#### SHORT TASK:
Can you write out the whole listing exactly?

#### DATA LISTING:
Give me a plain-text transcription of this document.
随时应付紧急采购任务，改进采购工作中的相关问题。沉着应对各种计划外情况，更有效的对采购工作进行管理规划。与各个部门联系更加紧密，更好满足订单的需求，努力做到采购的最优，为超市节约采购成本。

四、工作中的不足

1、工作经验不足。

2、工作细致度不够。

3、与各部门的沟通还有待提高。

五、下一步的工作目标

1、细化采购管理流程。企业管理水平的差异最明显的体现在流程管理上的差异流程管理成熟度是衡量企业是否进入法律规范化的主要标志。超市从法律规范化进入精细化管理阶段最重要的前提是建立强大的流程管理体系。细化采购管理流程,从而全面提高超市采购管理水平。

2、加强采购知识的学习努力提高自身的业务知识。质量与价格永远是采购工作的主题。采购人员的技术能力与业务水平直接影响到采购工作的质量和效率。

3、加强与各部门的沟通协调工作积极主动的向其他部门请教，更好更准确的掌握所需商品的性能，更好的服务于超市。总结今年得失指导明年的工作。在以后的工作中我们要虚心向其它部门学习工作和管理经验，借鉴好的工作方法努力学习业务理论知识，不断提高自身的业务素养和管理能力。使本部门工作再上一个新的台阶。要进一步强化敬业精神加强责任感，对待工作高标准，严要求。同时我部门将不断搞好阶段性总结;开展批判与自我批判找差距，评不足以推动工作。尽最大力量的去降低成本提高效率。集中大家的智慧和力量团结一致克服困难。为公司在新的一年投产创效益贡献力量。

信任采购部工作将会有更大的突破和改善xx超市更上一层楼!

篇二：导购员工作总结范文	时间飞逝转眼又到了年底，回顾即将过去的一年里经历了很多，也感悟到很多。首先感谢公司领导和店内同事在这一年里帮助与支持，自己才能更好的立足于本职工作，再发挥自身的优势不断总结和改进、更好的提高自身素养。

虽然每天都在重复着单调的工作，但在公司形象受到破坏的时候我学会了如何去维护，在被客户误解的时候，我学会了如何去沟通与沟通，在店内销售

#### COMPLETED TASK:
Give me a plain-text transcription of this document.
随时应付紧急采购任务，改进采购工作中的相关问题。沉着应对各种计划外情况，更有效的对采购工作进行管理规划。与各个部门联系更加紧密，更好满足订单的需求，努力做到采购的最优，为超市节约采购成本。

四、工作中的不足

1、工作经验不足。

2、工作细致度不够。

3、与各部门的沟通还有待提高。

五、下一步的工作目标

1、细化采购管理流程。企业管理水平的差异最明显的体现在流程管理上的差异流程管理成熟度是衡量企业是否进入法律规范化的主要标志。超市从法律规范化进入精细化管理阶段最重要的前提是建立强大的流程管理体系。细化采购管理流程,从而全面提高超市采购管理水平。

2、加强采购知识的学习努力提高自身的业务知识。质量与价格永远是采购工作的主题。采购人员的技术能力与业务水平直接影响到采购工作的质量和效率。

3、加强与各部门的沟通协调工作积极主动的向其他部门请教，更好更准确的掌握所需商品的性能，更好的服务于超市。总结今年得失指导明年的工作。在以后的工作中我们要虚心向其它部门学习工作和管理经验，借鉴好的工作方法努力学习业务理论知识，不断提高自身的业务素养和管理能力。使本部门工作再上一个新的台阶。要进一步强化敬业精神加强责任感，对待工作高标准，严要求。同时我部门将不断搞好阶段性总结;开展批判与自我批判找差距，评不足以推动工作。尽最大力量的去降低成本提高效率。集中大家的智慧和力量团结一致克服困难。为公司在新的一年投产创效益贡献力量。

信任采购部工作将会有更大的突破和改善xx超市更上一层楼!

篇二：导购员工作总结范文	时间飞逝转眼又到了年底，回顾即将过去的一年里经历了很多，也感悟到很多。首先感谢公司领导和店内同事在这一年里帮助与支持，自己才能更好的立足于本职工作，再发挥自身的优势不断总结和改进、更好的提高自身素养。

虽然每天都在重复着单调的工作，但在公司形象受到破坏的时候我学会了如何去维护，在被客户误解的时候，我学会了如何去沟通与沟通，在店内销售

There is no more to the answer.